--- start Material for the task ---
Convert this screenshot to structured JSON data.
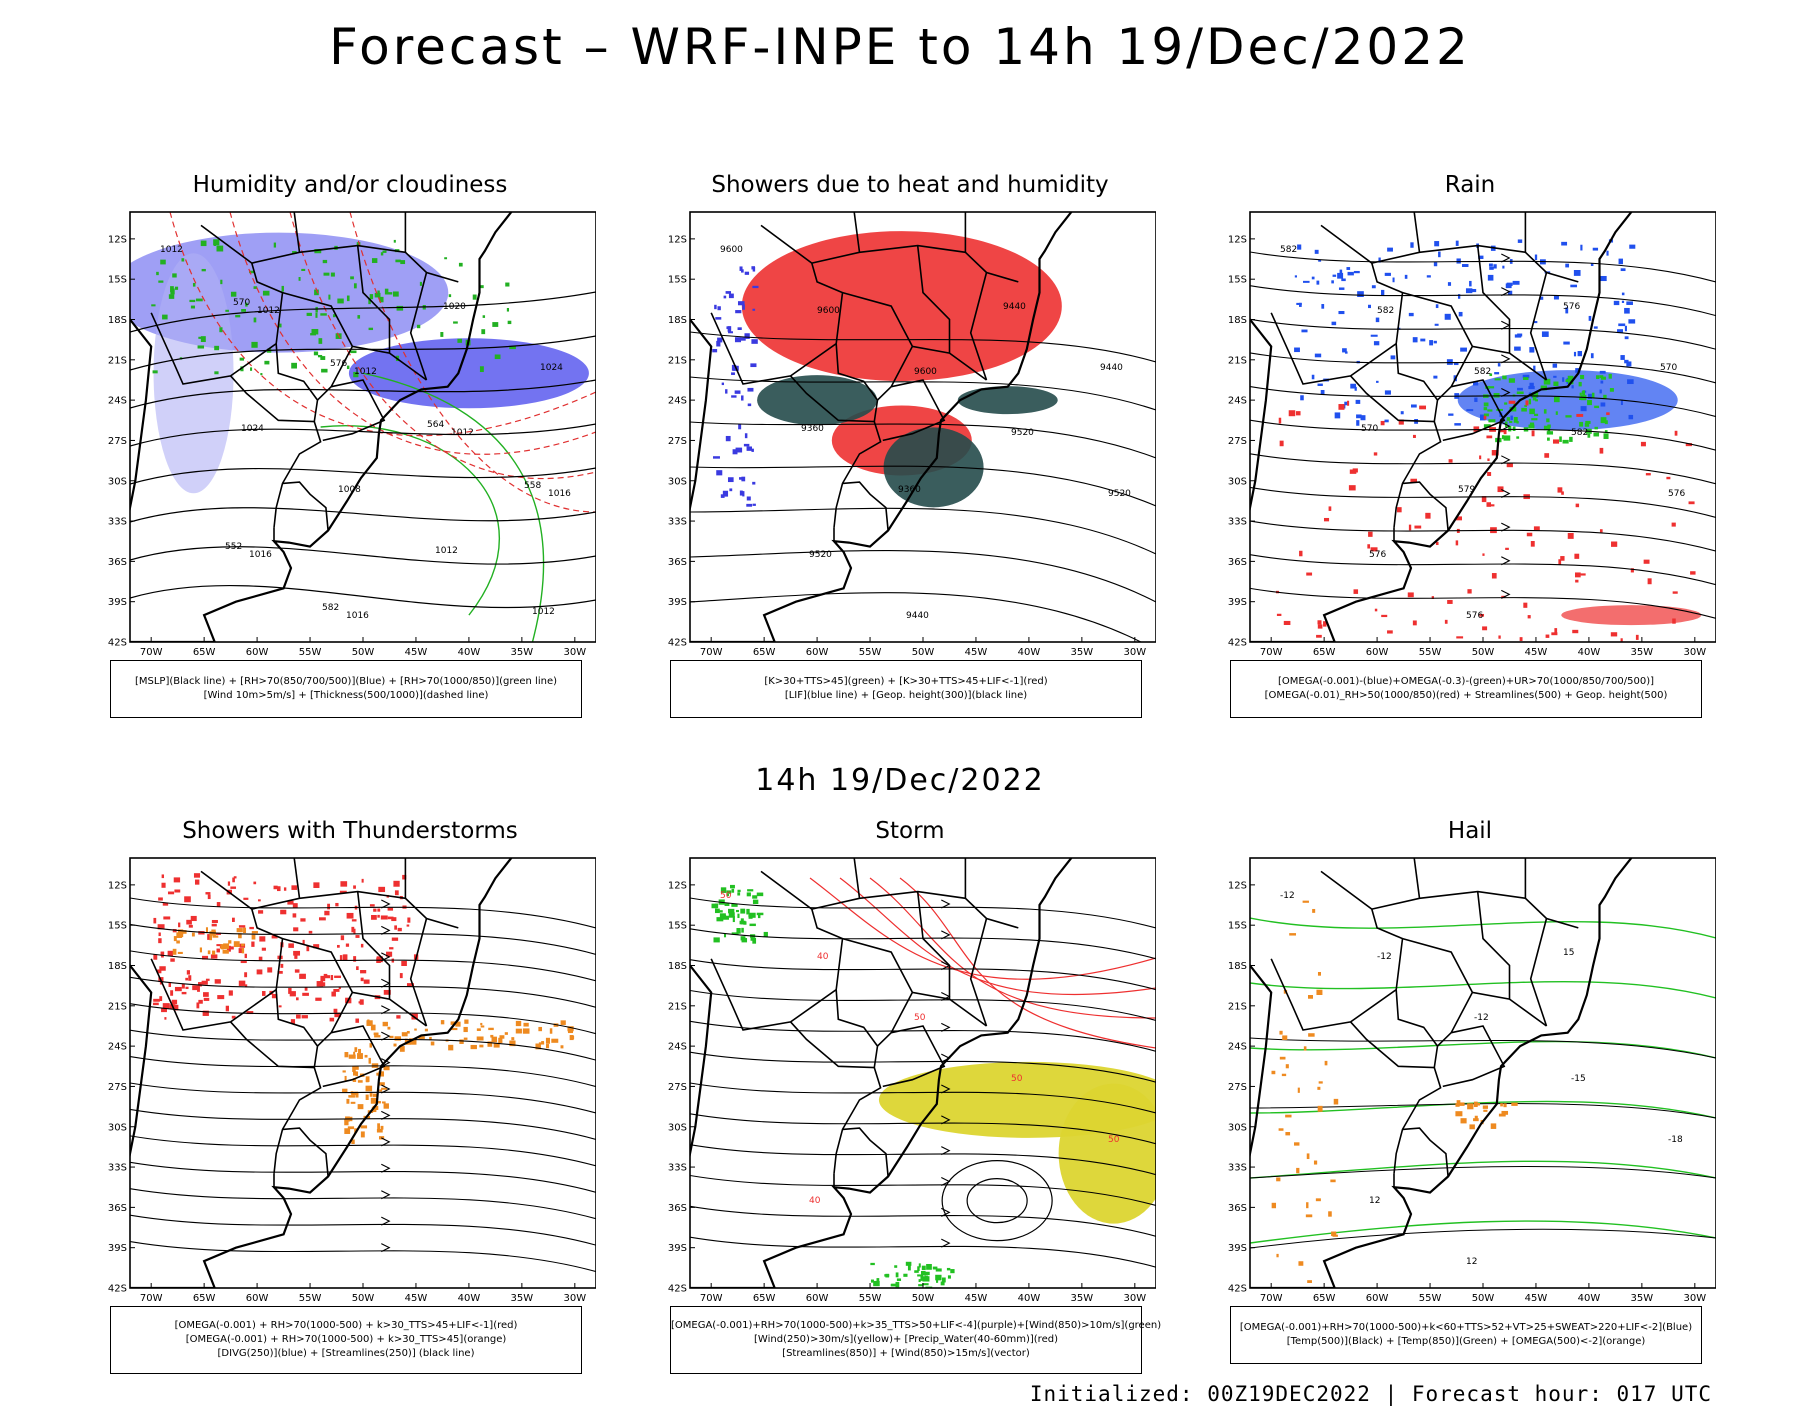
{
  "title": "Forecast – WRF-INPE to 14h 19/Dec/2022",
  "mid_title": "14h 19/Dec/2022",
  "footer": "Initialized: 00Z19DEC2022 | Forecast hour: 017 UTC",
  "axes": {
    "lat_labels": [
      "12S",
      "15S",
      "18S",
      "21S",
      "24S",
      "27S",
      "30S",
      "33S",
      "36S",
      "39S",
      "42S"
    ],
    "lon_labels": [
      "70W",
      "65W",
      "60W",
      "55W",
      "50W",
      "45W",
      "40W",
      "35W",
      "30W"
    ]
  },
  "panels": [
    {
      "title": "Humidity and/or cloudiness",
      "legend": [
        "[MSLP](Black line) + [RH>70(850/700/500)](Blue) + [RH>70(1000/850)](green line)",
        "[Wind 10m>5m/s] + [Thickness(500/1000)](dashed line)"
      ],
      "contour_labels": [
        "1012",
        "1012",
        "1012",
        "1012",
        "1016",
        "1016",
        "1016",
        "1020",
        "1024",
        "1024",
        "1008",
        "1012",
        "1012",
        "570",
        "576",
        "564",
        "558",
        "552",
        "582"
      ]
    },
    {
      "title": "Showers due to heat and humidity",
      "legend": [
        "[K>30+TTS>45](green) + [K>30+TTS>45+LIF<-1](red)",
        "[LIF](blue line) + [Geop. height(300)](black line)"
      ],
      "contour_labels": [
        "9600",
        "9600",
        "9600",
        "9520",
        "9520",
        "9520",
        "9440",
        "9440",
        "9440",
        "9360",
        "9360"
      ]
    },
    {
      "title": "Rain",
      "legend": [
        "[OMEGA(-0.001)-(blue)+OMEGA(-0.3)-(green)+UR>70(1000/850/700/500)]",
        "[OMEGA(-0.01)_RH>50(1000/850)(red) + Streamlines(500) + Geop. height(500)"
      ],
      "contour_labels": [
        "582",
        "582",
        "582",
        "582",
        "576",
        "576",
        "576",
        "576",
        "570",
        "570",
        "579"
      ]
    },
    {
      "title": "Showers with Thunderstorms",
      "legend": [
        "[OMEGA(-0.001) + RH>70(1000-500) + k>30_TTS>45+LIF<-1](red)",
        "[OMEGA(-0.001) + RH>70(1000-500) + k>30_TTS>45](orange)",
        "[DIVG(250)](blue) + [Streamlines(250)] (black line)"
      ],
      "contour_labels": []
    },
    {
      "title": "Storm",
      "legend": [
        "[OMEGA(-0.001)+RH>70(1000-500)+k>35_TTS>50+LIF<-4](purple)+[Wind(850)>10m/s](green)",
        "[Wind(250)>30m/s](yellow)+ [Precip_Water(40-60mm)](red)",
        "[Streamlines(850)] + [Wind(850)>15m/s](vector)"
      ],
      "contour_labels": [
        "50",
        "40",
        "50",
        "50",
        "50",
        "40"
      ]
    },
    {
      "title": "Hail",
      "legend": [
        "[OMEGA(-0.001)+RH>70(1000-500)+k<60+TTS>52+VT>25+SWEAT>220+LIF<-2](Blue)",
        "[Temp(500)](Black) + [Temp(850)](Green) + [OMEGA(500)<-2](orange)"
      ],
      "contour_labels": [
        "-12",
        "-12",
        "-12",
        "-15",
        "-18",
        "12",
        "12",
        "15"
      ]
    }
  ]
}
--- end Material for the task ---
Your goal: Exclude all images and restate the records above word for word.

Response to this task:
Convert this screenshot to structured JSON data.
{
  "title": "Forecast – WRF-INPE to 14h 19/Dec/2022",
  "mid_title": "14h 19/Dec/2022",
  "footer": "Initialized: 00Z19DEC2022 | Forecast hour: 017 UTC",
  "axes": {
    "lat_labels": [
      "12S",
      "15S",
      "18S",
      "21S",
      "24S",
      "27S",
      "30S",
      "33S",
      "36S",
      "39S",
      "42S"
    ],
    "lon_labels": [
      "70W",
      "65W",
      "60W",
      "55W",
      "50W",
      "45W",
      "40W",
      "35W",
      "30W"
    ]
  },
  "panels": [
    {
      "title": "Humidity and/or cloudiness",
      "legend": [
        "[MSLP](Black line) + [RH>70(850/700/500)](Blue) + [RH>70(1000/850)](green line)",
        "[Wind 10m>5m/s] + [Thickness(500/1000)](dashed line)"
      ],
      "contour_labels": [
        "1012",
        "1012",
        "1012",
        "1012",
        "1016",
        "1016",
        "1016",
        "1020",
        "1024",
        "1024",
        "1008",
        "1012",
        "1012",
        "570",
        "576",
        "564",
        "558",
        "552",
        "582"
      ]
    },
    {
      "title": "Showers due to heat and humidity",
      "legend": [
        "[K>30+TTS>45](green) + [K>30+TTS>45+LIF<-1](red)",
        "[LIF](blue line) + [Geop. height(300)](black line)"
      ],
      "contour_labels": [
        "9600",
        "9600",
        "9600",
        "9520",
        "9520",
        "9520",
        "9440",
        "9440",
        "9440",
        "9360",
        "9360"
      ]
    },
    {
      "title": "Rain",
      "legend": [
        "[OMEGA(-0.001)-(blue)+OMEGA(-0.3)-(green)+UR>70(1000/850/700/500)]",
        "[OMEGA(-0.01)_RH>50(1000/850)(red) + Streamlines(500) + Geop. height(500)"
      ],
      "contour_labels": [
        "582",
        "582",
        "582",
        "582",
        "576",
        "576",
        "576",
        "576",
        "570",
        "570",
        "579"
      ]
    },
    {
      "title": "Showers with Thunderstorms",
      "legend": [
        "[OMEGA(-0.001) + RH>70(1000-500) + k>30_TTS>45+LIF<-1](red)",
        "[OMEGA(-0.001) + RH>70(1000-500) + k>30_TTS>45](orange)",
        "[DIVG(250)](blue) + [Streamlines(250)] (black line)"
      ],
      "contour_labels": []
    },
    {
      "title": "Storm",
      "legend": [
        "[OMEGA(-0.001)+RH>70(1000-500)+k>35_TTS>50+LIF<-4](purple)+[Wind(850)>10m/s](green)",
        "[Wind(250)>30m/s](yellow)+ [Precip_Water(40-60mm)](red)",
        "[Streamlines(850)] + [Wind(850)>15m/s](vector)"
      ],
      "contour_labels": [
        "50",
        "40",
        "50",
        "50",
        "50",
        "40"
      ]
    },
    {
      "title": "Hail",
      "legend": [
        "[OMEGA(-0.001)+RH>70(1000-500)+k<60+TTS>52+VT>25+SWEAT>220+LIF<-2](Blue)",
        "[Temp(500)](Black) + [Temp(850)](Green) + [OMEGA(500)<-2](orange)"
      ],
      "contour_labels": [
        "-12",
        "-12",
        "-12",
        "-15",
        "-18",
        "12",
        "12",
        "15"
      ]
    }
  ]
}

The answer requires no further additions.